(Dataset entries on figures)
☆ ☆ ☆ ☆ ☆

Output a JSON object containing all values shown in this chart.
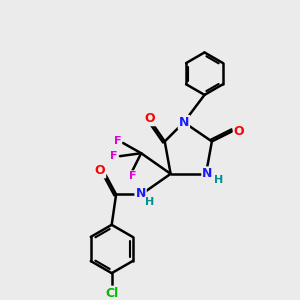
{
  "bg_color": "#ebebeb",
  "bond_color": "#000000",
  "bond_width": 1.8,
  "atom_colors": {
    "N": "#1a1aff",
    "O": "#ff0000",
    "F": "#e000e0",
    "Cl": "#00bb00",
    "C": "#000000",
    "H": "#009090"
  },
  "font_size": 8,
  "fig_size": [
    3.0,
    3.0
  ],
  "dpi": 100
}
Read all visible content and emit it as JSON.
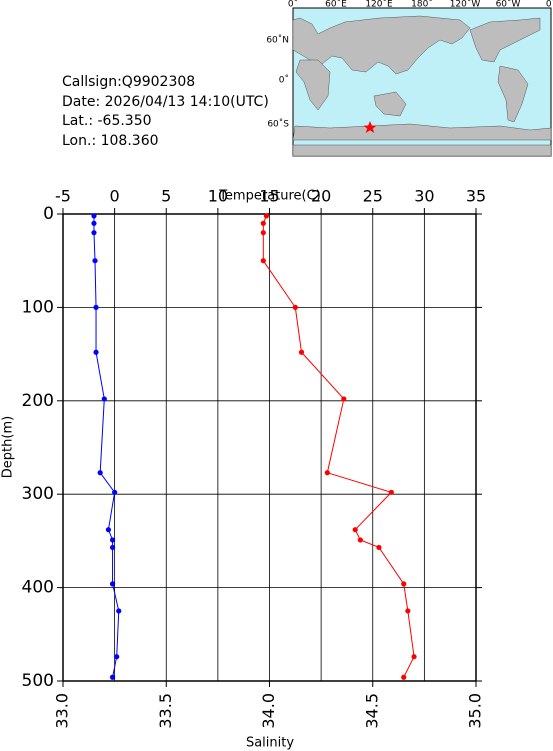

☆ ☆ ☆ ☆ ☆

*WHAT THIS TASK INVOLVES*.
Make an exact reproduction of the listing above, without any pictures.

*ANSWER IN FULL*.
Output a JSON object containing all values shown in this chart.
{
  "bg_color": "#ebebeb",
  "bond_color": "#000000",
  "bond_width": 1.8,
  "atom_colors": {
    "N": "#1a1aff",
    "O": "#ff0000",
    "F": "#e000e0",
    "Cl": "#00bb00",
    "C": "#000000",
    "H": "#009090"
  },
  "font_size": 8,
  "fig_size": [
    3.0,
    3.0
  ],
  "dpi": 100
}
Read all visible content and emit it as JSON.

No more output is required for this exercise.